# start of Stored records
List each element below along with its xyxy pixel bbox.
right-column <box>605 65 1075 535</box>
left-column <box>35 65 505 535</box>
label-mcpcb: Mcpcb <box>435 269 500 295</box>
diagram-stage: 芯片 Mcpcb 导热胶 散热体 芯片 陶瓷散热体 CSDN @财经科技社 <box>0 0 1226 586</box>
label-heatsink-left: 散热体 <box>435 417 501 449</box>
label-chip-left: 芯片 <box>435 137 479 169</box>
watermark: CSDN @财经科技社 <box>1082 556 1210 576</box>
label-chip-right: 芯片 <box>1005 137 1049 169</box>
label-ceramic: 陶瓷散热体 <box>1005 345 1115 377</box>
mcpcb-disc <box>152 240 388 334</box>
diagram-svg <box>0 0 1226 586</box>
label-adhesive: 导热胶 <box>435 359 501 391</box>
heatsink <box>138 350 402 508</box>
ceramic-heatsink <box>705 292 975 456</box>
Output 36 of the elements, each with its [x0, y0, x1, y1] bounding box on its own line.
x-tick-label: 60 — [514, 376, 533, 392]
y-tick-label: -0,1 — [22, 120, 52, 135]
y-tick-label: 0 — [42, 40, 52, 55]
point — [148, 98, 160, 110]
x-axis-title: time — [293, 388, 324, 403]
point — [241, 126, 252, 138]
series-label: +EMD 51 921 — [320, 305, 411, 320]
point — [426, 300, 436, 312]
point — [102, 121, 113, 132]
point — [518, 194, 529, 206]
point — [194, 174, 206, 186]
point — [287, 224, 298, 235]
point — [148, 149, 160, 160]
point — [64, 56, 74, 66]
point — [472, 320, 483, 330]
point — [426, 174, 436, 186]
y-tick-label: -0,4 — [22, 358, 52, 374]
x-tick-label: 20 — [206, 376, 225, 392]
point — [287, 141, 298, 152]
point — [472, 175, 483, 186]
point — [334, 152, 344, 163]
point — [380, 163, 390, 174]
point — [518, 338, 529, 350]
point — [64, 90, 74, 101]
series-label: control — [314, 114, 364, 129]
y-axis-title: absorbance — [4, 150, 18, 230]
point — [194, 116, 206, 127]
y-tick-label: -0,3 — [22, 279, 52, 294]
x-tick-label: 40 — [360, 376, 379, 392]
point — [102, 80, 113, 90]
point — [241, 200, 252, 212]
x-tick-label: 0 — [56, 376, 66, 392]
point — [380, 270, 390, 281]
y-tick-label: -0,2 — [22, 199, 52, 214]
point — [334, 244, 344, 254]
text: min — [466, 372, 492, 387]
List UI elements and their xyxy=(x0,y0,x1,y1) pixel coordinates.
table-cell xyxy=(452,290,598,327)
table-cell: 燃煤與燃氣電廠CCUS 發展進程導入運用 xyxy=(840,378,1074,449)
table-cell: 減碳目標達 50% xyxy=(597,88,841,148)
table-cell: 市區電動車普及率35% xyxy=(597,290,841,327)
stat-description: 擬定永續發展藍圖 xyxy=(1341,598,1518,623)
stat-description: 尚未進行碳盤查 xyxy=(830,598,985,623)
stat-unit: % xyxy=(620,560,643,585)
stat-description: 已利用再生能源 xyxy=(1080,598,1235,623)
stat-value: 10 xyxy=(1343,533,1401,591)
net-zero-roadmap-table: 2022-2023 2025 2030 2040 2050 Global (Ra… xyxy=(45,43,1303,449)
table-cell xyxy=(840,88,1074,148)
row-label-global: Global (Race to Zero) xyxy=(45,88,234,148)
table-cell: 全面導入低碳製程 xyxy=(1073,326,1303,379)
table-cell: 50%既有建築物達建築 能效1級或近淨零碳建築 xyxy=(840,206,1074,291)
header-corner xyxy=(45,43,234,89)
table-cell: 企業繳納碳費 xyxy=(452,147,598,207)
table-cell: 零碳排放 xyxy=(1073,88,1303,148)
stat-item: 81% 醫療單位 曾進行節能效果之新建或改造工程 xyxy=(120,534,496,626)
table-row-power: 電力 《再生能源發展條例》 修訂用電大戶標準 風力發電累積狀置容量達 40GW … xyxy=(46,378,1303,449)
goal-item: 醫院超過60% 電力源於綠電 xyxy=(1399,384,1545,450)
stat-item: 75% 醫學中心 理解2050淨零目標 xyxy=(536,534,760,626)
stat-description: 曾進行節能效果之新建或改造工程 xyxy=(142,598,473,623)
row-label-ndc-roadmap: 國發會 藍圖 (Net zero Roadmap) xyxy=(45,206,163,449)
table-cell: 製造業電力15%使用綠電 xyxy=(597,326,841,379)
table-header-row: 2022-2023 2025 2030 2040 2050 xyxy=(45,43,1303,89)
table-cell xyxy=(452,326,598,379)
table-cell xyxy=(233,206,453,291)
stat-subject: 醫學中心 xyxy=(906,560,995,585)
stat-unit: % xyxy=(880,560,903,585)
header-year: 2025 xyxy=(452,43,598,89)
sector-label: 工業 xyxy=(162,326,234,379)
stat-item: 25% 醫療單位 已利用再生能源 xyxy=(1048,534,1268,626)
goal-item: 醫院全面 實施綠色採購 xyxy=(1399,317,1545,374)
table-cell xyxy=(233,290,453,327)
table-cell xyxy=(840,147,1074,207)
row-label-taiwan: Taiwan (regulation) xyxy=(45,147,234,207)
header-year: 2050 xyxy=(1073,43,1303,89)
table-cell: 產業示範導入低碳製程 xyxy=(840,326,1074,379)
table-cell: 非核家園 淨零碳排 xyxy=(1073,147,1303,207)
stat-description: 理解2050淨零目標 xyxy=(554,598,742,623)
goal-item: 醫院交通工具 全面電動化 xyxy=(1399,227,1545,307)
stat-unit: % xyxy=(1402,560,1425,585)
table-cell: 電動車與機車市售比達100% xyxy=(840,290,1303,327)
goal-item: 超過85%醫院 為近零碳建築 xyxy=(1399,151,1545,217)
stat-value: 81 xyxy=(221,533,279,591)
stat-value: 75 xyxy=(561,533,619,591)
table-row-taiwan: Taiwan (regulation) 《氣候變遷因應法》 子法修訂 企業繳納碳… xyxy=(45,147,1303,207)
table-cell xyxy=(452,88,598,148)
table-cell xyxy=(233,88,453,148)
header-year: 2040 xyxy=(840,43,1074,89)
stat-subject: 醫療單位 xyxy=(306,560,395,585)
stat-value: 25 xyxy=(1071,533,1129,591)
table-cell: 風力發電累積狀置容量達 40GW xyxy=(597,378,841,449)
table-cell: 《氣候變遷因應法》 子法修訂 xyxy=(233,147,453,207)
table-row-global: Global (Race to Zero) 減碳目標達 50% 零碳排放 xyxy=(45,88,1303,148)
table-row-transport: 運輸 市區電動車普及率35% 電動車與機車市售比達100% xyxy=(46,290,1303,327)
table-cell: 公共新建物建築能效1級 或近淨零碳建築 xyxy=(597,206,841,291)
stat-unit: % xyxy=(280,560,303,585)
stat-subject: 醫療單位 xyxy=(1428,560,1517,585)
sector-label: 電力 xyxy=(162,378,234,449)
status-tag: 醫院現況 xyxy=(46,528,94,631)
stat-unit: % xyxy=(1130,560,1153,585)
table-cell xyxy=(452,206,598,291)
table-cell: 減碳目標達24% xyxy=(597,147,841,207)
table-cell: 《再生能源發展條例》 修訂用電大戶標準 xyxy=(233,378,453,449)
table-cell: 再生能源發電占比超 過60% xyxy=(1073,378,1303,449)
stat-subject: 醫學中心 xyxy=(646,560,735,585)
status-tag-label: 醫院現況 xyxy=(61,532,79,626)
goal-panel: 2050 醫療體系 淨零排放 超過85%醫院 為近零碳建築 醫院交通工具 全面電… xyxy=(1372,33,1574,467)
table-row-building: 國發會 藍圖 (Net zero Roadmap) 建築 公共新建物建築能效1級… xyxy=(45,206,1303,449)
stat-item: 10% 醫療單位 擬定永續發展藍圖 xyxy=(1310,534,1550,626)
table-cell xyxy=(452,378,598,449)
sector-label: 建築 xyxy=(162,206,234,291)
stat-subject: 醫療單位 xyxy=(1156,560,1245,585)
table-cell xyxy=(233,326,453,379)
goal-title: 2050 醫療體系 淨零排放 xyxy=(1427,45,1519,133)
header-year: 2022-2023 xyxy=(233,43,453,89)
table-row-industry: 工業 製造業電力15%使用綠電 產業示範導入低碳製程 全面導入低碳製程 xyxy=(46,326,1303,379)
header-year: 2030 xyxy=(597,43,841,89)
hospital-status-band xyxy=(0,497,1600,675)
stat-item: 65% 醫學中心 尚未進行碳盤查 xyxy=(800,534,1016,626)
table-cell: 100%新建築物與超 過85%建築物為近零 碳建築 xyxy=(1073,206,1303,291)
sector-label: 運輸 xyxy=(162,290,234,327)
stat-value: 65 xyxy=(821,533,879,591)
# end of Stored records
The request:
Can you pull out and repeat verbatim every line from the very first line of the entries through the line containing "label-chip-left: 芯片 <box>435", including both the first line and the "label-chip-left: 芯片 <box>435" line?

Exercise solution:
List each element below along with its xyxy pixel bbox.
right-column <box>605 65 1075 535</box>
left-column <box>35 65 505 535</box>
label-mcpcb: Mcpcb <box>435 269 500 295</box>
diagram-stage: 芯片 Mcpcb 导热胶 散热体 芯片 陶瓷散热体 CSDN @财经科技社 <box>0 0 1226 586</box>
label-heatsink-left: 散热体 <box>435 417 501 449</box>
label-chip-left: 芯片 <box>435 137 479 169</box>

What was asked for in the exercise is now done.